**DIRECTION:**
Filter the entries that follow, copying every line in which the word "pleasant" appears.

==== MATERIALS PROVIDED ====

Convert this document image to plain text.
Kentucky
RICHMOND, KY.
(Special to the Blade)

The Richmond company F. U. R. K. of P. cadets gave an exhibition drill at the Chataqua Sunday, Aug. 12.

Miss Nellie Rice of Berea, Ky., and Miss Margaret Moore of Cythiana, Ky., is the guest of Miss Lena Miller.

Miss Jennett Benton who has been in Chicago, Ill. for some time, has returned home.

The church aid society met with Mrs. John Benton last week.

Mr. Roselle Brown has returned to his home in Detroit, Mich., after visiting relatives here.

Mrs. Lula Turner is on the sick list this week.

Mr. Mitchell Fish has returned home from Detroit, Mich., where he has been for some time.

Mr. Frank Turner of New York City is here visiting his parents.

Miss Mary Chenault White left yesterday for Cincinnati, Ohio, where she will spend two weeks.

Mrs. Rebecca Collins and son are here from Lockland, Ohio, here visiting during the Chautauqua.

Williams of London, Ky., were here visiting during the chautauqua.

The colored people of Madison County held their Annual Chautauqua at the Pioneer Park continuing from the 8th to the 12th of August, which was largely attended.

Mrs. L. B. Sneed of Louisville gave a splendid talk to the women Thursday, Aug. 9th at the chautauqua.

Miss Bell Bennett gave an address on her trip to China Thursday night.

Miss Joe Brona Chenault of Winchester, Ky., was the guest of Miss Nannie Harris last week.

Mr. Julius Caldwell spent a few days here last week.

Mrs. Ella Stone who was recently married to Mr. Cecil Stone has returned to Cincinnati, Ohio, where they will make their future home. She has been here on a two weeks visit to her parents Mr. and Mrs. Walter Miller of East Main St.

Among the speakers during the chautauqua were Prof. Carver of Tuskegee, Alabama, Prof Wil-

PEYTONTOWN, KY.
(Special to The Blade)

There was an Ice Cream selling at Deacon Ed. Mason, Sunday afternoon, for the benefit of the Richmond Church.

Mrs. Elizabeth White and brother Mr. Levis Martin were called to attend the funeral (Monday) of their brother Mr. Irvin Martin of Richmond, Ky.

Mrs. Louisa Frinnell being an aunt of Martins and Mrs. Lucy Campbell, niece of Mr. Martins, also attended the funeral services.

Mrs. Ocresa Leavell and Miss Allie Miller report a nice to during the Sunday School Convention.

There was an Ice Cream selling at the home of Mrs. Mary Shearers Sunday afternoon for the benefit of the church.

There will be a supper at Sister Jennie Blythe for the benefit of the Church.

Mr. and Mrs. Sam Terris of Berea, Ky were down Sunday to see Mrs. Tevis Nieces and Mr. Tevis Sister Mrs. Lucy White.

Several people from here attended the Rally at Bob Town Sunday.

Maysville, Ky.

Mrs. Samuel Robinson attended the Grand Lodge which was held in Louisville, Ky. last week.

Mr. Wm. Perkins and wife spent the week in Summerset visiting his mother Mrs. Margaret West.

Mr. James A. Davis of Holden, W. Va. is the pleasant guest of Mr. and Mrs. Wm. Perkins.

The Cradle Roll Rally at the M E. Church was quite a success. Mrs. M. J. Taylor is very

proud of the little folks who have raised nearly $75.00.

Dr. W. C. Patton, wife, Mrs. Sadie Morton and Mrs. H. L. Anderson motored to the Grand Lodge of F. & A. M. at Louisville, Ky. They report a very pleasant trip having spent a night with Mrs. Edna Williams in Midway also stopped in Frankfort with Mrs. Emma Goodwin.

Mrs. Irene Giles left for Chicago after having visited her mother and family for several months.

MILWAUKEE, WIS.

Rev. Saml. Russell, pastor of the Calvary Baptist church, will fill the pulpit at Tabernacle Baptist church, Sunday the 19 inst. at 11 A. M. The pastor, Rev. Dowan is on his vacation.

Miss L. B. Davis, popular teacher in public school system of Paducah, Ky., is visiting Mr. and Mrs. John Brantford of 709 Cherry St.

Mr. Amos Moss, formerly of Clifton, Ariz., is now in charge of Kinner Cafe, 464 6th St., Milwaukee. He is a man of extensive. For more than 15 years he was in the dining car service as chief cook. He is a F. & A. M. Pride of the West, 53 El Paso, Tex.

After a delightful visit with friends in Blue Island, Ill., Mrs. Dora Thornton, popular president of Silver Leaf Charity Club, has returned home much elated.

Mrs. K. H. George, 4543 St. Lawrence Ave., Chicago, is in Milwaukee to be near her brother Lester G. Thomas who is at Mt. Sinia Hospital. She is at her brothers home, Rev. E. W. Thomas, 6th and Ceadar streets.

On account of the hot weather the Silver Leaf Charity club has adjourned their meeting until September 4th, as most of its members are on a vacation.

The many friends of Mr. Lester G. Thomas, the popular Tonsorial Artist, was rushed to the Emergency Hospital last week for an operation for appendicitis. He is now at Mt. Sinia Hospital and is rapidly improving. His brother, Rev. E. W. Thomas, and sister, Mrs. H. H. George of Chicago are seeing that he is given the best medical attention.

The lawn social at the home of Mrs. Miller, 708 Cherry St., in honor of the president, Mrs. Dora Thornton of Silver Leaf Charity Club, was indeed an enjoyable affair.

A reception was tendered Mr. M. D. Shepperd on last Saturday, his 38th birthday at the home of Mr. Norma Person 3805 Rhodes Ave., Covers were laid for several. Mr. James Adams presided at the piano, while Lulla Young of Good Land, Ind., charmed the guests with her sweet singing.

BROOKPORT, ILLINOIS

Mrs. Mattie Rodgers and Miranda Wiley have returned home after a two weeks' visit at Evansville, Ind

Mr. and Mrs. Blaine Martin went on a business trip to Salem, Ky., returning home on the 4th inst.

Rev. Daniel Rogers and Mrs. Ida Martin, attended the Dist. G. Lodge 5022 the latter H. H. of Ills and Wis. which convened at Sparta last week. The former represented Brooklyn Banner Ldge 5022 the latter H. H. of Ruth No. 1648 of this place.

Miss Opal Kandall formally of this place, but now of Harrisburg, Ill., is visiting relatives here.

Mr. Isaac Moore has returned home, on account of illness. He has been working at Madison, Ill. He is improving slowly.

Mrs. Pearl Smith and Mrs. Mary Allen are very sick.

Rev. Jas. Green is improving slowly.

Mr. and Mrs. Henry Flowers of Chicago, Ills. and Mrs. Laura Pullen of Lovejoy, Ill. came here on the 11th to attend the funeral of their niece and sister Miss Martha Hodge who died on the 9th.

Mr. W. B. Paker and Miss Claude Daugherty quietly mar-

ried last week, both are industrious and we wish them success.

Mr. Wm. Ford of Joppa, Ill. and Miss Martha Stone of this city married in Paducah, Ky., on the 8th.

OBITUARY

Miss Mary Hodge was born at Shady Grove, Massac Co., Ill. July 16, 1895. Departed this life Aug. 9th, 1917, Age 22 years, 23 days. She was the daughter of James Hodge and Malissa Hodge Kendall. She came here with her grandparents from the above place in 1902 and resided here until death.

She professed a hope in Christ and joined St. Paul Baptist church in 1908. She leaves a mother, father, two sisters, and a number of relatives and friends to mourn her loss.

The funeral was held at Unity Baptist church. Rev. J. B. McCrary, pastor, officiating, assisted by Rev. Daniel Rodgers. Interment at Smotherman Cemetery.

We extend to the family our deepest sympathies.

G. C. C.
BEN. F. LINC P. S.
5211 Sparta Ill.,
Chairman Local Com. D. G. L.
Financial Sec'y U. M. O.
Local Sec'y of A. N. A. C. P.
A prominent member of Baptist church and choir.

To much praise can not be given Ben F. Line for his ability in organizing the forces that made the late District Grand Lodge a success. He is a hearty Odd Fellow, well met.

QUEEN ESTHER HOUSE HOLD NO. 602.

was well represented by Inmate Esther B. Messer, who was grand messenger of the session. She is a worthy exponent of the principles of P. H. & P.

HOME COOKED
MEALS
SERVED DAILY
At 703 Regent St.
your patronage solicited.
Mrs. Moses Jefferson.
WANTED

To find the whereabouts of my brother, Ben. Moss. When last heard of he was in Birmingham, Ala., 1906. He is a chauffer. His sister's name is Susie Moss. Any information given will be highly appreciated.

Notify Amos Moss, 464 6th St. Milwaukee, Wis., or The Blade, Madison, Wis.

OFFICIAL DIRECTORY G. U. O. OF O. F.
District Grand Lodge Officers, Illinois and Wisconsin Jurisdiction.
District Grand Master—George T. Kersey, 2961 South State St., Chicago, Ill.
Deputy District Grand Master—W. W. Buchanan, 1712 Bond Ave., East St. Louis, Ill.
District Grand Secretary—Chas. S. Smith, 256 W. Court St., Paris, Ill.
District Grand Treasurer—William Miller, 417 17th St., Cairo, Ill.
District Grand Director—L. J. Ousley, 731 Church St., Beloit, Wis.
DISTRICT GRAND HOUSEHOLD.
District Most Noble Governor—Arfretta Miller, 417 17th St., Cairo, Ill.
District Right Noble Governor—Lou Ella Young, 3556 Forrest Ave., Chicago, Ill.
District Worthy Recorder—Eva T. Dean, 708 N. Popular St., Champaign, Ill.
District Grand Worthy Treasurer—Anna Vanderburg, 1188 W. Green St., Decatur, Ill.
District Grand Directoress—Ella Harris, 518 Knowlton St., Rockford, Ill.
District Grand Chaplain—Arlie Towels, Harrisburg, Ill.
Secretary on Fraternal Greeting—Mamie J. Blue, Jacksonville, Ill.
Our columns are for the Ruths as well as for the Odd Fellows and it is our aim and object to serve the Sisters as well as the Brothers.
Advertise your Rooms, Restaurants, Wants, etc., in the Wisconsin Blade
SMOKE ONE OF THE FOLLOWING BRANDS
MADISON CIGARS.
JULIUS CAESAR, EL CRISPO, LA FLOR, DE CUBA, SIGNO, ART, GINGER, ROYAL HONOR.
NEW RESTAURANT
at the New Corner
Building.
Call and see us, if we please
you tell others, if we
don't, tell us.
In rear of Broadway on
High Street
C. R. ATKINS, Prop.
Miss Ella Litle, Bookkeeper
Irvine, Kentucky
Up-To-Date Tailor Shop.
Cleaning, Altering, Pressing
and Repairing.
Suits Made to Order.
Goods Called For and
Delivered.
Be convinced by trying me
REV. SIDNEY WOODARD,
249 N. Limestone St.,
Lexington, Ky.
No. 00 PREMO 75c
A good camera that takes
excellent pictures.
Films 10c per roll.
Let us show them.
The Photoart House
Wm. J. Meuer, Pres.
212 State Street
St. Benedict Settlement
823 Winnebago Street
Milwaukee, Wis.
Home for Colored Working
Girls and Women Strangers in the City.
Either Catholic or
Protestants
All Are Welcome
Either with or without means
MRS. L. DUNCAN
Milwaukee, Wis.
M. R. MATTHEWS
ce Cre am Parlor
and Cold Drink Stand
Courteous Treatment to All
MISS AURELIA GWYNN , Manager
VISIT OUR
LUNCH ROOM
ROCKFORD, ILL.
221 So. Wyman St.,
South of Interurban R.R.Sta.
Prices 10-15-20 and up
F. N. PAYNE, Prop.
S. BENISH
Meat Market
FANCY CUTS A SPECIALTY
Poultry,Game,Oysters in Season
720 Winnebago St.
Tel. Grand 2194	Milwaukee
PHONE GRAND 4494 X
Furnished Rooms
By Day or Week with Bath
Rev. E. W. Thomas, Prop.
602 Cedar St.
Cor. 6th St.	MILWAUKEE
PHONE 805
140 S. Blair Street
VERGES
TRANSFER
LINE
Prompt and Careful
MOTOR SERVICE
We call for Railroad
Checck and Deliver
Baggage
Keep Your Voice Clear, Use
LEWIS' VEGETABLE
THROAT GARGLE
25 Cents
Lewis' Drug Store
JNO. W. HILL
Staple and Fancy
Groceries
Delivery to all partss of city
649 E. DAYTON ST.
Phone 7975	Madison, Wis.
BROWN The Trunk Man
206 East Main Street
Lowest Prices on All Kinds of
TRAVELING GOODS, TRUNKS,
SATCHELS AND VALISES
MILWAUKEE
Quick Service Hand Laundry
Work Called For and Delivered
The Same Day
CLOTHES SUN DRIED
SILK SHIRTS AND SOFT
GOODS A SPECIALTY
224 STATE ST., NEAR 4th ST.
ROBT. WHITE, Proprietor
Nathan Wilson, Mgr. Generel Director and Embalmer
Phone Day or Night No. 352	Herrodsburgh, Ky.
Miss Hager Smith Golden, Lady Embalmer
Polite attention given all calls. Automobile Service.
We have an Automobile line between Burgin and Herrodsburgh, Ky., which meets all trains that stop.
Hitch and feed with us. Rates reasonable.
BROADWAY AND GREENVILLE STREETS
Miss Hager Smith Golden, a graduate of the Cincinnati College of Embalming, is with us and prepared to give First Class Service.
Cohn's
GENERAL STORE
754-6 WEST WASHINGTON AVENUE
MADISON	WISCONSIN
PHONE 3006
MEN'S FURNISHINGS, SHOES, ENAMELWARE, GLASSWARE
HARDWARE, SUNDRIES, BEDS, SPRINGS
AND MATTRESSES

====

**OUTPUT OF THE TASK:**
Mr. James A. Davis of Holden, W. Va. is the pleasant guest of Mr. and Mrs. Wm. Perkins.
Dr. W. C. Patton, wife, Mrs. Sadie Morton and Mrs. H. L. Anderson motored to the Grand Lodge of F. & A. M. at Louisville, Ky. They report a very pleasant trip having spent a night with Mrs. Edna Williams in Midway also stopped in Frankfort with Mrs. Emma Goodwin.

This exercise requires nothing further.